• Problem to solve
Identify the lines that contain the word "label" and copy each one.

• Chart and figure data
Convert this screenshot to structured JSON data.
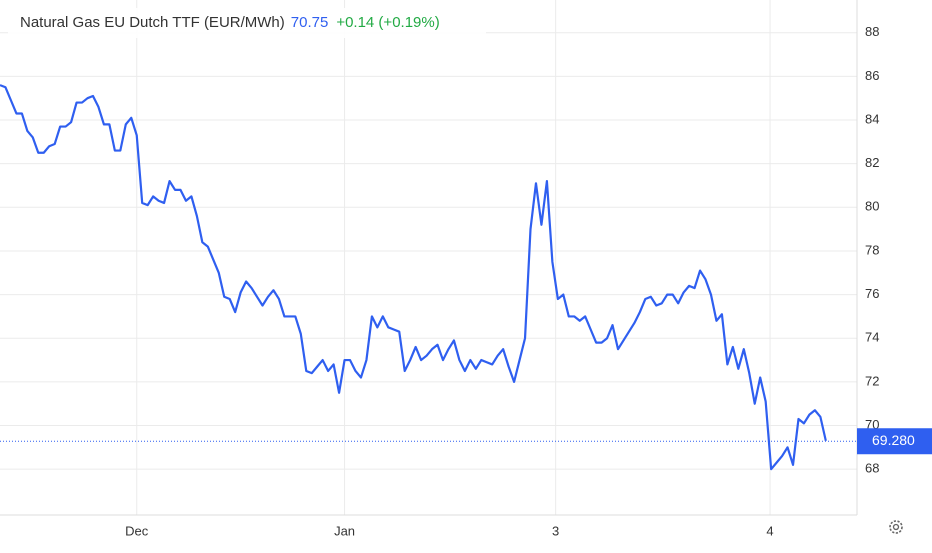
{
  "chart_data": {
    "type": "line",
    "title": "Natural Gas EU Dutch TTF (EUR/MWh)",
    "price": "70.75",
    "change": "+0.14 (+0.19%)",
    "last_price": {
      "value": 69.28,
      "label": "69.280"
    },
    "x": [
      0,
      1,
      2,
      3,
      4,
      5,
      6,
      7,
      8,
      9,
      10,
      11,
      12,
      13,
      14,
      15,
      16,
      17,
      18,
      19,
      20,
      21,
      22,
      23,
      24,
      25,
      26,
      27,
      28,
      29,
      30,
      31,
      32,
      33,
      34,
      35,
      36,
      37,
      38,
      39,
      40,
      41,
      42,
      43,
      44,
      45,
      46,
      47,
      48,
      49,
      50,
      51,
      52,
      53,
      54,
      55,
      56,
      57,
      58,
      59,
      60,
      61,
      62,
      63,
      64,
      65,
      66,
      67,
      68,
      69,
      70,
      71,
      72,
      73,
      74,
      75,
      76,
      77,
      78,
      79,
      80,
      81,
      82,
      83,
      84,
      85,
      86,
      87,
      88,
      89,
      90,
      91,
      92,
      93,
      94,
      95,
      96,
      97,
      98,
      99,
      100,
      101,
      102,
      103,
      104,
      105,
      106,
      107,
      108,
      109,
      110,
      111,
      112,
      113,
      114,
      115,
      116,
      117,
      118,
      119,
      120,
      121,
      122,
      123,
      124,
      125,
      126,
      127,
      128,
      129,
      130,
      131,
      132,
      133,
      134,
      135,
      136,
      137,
      138,
      139,
      140,
      141,
      142,
      143,
      144,
      145,
      146,
      147,
      148,
      149,
      150,
      151
    ],
    "series": [
      {
        "name": "Natural Gas EU Dutch TTF",
        "color": "#2f5ff0",
        "values": [
          85.6,
          85.5,
          84.9,
          84.3,
          84.3,
          83.5,
          83.2,
          82.5,
          82.5,
          82.8,
          82.9,
          83.7,
          83.7,
          83.9,
          84.8,
          84.8,
          85.0,
          85.1,
          84.6,
          83.8,
          83.8,
          82.6,
          82.6,
          83.8,
          84.1,
          83.3,
          80.2,
          80.1,
          80.5,
          80.3,
          80.2,
          81.2,
          80.8,
          80.8,
          80.3,
          80.5,
          79.6,
          78.4,
          78.2,
          77.6,
          77.0,
          75.9,
          75.8,
          75.2,
          76.1,
          76.6,
          76.3,
          75.9,
          75.5,
          75.9,
          76.2,
          75.8,
          75.0,
          75.0,
          75.0,
          74.2,
          72.5,
          72.4,
          72.7,
          73.0,
          72.5,
          72.8,
          71.5,
          73.0,
          73.0,
          72.5,
          72.2,
          73.0,
          75.0,
          74.5,
          75.0,
          74.5,
          74.4,
          74.3,
          72.5,
          73.0,
          73.6,
          73.0,
          73.2,
          73.5,
          73.7,
          73.0,
          73.5,
          73.9,
          73.0,
          72.5,
          73.0,
          72.6,
          73.0,
          72.9,
          72.8,
          73.2,
          73.5,
          72.7,
          72.0,
          73.0,
          74.0,
          79.0,
          81.1,
          79.2,
          81.2,
          77.5,
          75.8,
          76.0,
          75.0,
          75.0,
          74.8,
          75.0,
          74.4,
          73.8,
          73.8,
          74.0,
          74.6,
          73.5,
          73.9,
          74.3,
          74.7,
          75.2,
          75.8,
          75.9,
          75.5,
          75.6,
          76.0,
          76.0,
          75.6,
          76.1,
          76.4,
          76.3,
          77.1,
          76.7,
          76.0,
          74.8,
          75.1,
          72.8,
          73.6,
          72.6,
          73.5,
          72.4,
          71.0,
          72.2,
          71.1,
          68.0,
          68.3,
          68.6,
          69.0,
          68.2,
          70.3,
          70.1,
          70.5,
          70.7,
          70.4,
          69.3
        ]
      }
    ],
    "xlim": [
      0,
      156.7
    ],
    "xticks": [
      {
        "value": 25,
        "label": "Dec"
      },
      {
        "value": 63,
        "label": "Jan"
      },
      {
        "value": 101.6,
        "label": "3"
      },
      {
        "value": 140.8,
        "label": "4"
      }
    ],
    "ylim": [
      65.9,
      89.5
    ],
    "yticks": [
      68,
      70,
      72,
      74,
      76,
      78,
      80,
      82,
      84,
      86,
      88
    ],
    "grid": true
  }
}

• Complete answer
      "label": "69.280"
        "label": "Dec"
        "label": "Jan"
        "label": "3"
        "label": "4"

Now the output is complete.